▸ TASK INSTRUCTIONS: Extract the lines that carry the string "точки" from the listing.

▸ EXTRACTED ENTRIES:
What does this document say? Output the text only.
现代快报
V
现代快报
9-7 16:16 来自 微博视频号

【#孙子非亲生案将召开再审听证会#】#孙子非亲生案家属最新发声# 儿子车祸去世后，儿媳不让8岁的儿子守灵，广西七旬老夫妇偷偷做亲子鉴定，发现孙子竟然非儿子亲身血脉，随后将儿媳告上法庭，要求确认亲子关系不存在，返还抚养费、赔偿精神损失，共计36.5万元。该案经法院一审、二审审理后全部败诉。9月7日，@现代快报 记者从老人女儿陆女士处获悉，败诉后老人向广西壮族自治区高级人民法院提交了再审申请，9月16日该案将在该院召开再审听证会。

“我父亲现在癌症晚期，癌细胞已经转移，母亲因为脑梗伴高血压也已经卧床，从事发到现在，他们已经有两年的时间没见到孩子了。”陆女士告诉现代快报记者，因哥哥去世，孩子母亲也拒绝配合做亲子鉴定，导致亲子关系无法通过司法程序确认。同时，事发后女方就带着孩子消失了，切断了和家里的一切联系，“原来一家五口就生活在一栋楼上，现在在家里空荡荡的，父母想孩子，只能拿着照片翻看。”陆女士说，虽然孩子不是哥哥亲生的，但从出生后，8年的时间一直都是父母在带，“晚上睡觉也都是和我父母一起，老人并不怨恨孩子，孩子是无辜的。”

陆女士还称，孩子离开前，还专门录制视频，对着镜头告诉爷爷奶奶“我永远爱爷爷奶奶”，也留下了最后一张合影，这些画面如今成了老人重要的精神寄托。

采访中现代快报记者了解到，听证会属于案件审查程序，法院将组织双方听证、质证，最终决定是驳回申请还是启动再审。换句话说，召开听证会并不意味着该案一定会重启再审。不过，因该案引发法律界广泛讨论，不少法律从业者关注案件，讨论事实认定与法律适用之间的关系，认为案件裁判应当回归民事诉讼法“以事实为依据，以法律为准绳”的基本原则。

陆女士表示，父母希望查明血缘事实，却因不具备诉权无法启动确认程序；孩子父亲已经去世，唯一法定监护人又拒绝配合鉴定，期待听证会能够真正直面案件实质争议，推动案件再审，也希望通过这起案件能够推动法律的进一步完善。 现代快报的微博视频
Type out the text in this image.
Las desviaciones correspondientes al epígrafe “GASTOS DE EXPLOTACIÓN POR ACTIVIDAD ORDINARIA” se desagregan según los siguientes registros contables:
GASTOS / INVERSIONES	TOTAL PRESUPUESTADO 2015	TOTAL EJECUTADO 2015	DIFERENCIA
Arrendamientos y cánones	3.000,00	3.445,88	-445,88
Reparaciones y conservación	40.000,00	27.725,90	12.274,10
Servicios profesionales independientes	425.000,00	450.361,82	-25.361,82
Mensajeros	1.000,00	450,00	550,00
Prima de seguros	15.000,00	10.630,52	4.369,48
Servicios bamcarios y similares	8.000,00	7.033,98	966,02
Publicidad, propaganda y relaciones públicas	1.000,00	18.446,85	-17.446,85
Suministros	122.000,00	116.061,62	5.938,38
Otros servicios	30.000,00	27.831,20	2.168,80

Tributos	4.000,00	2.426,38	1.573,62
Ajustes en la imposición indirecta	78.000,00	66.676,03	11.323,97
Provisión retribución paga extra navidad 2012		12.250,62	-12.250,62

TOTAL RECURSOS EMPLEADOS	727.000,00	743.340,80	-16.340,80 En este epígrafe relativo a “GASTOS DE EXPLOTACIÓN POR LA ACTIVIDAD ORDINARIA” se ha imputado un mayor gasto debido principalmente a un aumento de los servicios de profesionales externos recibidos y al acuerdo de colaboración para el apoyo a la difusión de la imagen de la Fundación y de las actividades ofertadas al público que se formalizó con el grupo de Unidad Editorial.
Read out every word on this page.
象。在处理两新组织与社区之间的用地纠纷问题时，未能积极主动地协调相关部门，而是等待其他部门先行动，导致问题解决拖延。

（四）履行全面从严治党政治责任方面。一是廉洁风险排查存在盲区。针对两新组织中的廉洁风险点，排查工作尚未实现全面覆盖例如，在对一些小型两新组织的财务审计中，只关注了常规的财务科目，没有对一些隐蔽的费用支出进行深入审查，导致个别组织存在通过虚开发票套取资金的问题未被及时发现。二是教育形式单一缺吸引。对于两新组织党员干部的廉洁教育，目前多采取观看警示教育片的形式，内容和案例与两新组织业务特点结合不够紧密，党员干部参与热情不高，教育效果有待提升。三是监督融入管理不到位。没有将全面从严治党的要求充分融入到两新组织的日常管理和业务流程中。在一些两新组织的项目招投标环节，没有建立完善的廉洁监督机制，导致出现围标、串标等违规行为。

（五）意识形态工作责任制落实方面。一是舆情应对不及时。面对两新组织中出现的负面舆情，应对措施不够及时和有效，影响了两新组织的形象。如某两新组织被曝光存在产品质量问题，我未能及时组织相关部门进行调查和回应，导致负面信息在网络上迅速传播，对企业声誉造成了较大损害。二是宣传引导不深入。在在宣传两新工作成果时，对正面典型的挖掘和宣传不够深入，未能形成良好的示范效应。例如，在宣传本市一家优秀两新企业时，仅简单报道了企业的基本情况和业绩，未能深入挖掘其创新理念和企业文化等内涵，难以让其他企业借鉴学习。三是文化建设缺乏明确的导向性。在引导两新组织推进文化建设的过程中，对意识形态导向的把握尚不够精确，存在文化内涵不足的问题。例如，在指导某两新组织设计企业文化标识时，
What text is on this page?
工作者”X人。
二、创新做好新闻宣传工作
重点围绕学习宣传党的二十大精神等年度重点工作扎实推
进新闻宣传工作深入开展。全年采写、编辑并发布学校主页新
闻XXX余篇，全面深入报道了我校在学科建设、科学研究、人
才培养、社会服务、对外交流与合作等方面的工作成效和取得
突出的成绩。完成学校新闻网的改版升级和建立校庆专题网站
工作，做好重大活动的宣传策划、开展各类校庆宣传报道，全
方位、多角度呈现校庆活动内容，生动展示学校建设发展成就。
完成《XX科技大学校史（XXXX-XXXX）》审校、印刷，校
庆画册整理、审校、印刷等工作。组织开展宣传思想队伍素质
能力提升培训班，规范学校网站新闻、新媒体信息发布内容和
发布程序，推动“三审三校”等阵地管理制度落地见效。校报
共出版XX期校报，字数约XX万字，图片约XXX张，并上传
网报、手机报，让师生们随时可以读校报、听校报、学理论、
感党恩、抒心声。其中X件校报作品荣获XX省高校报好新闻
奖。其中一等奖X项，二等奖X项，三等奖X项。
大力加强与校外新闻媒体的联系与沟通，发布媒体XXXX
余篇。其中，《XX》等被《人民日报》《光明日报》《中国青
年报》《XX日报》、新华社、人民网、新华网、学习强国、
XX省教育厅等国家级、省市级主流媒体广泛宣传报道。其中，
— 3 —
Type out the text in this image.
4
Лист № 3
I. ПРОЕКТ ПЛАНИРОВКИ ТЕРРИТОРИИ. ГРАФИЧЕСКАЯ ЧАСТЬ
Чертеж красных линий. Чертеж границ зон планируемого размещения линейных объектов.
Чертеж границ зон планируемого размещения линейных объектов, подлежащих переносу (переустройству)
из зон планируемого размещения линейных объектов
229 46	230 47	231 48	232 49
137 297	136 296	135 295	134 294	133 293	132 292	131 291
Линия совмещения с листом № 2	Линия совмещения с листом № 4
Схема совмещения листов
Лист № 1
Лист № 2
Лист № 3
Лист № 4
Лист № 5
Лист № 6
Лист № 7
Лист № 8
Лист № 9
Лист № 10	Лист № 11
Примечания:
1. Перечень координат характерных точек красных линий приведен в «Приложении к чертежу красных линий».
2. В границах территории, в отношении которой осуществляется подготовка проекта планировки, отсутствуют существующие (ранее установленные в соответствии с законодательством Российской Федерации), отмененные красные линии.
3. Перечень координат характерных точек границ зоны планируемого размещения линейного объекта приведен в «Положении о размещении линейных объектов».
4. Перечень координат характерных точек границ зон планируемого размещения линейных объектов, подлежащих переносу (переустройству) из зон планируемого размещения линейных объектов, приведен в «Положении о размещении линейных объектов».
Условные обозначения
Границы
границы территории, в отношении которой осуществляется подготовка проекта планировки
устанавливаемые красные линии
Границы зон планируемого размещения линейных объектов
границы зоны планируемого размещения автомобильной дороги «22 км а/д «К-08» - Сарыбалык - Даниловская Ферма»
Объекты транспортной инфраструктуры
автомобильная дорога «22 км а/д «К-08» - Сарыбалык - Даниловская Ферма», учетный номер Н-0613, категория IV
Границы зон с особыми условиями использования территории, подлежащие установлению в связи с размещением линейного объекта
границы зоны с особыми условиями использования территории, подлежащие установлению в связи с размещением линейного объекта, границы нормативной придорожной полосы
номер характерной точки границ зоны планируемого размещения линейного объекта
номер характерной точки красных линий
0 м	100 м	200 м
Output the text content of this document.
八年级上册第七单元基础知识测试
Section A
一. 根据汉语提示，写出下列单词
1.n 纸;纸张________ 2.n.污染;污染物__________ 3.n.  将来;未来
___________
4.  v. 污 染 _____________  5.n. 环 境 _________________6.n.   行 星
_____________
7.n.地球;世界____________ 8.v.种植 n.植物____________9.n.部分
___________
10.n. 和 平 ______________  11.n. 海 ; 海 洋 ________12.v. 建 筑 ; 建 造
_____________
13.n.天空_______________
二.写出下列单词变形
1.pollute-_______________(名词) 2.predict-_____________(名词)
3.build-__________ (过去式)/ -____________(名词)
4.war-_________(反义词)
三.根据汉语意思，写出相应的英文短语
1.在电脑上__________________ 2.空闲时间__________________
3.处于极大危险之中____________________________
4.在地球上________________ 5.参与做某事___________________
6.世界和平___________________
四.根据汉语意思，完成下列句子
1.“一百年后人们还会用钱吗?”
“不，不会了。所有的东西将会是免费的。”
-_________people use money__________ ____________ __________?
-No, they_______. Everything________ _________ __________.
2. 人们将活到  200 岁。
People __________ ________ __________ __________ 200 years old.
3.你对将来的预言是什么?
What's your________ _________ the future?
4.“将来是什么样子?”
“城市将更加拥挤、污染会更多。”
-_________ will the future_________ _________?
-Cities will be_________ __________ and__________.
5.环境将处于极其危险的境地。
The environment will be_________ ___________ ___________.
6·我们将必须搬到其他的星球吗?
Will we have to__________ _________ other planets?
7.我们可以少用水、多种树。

▸ WRITTEN RESPONSE:
номер характерной точки границ зоны планируемого размещения линейного объекта
номер характерной точки красных линий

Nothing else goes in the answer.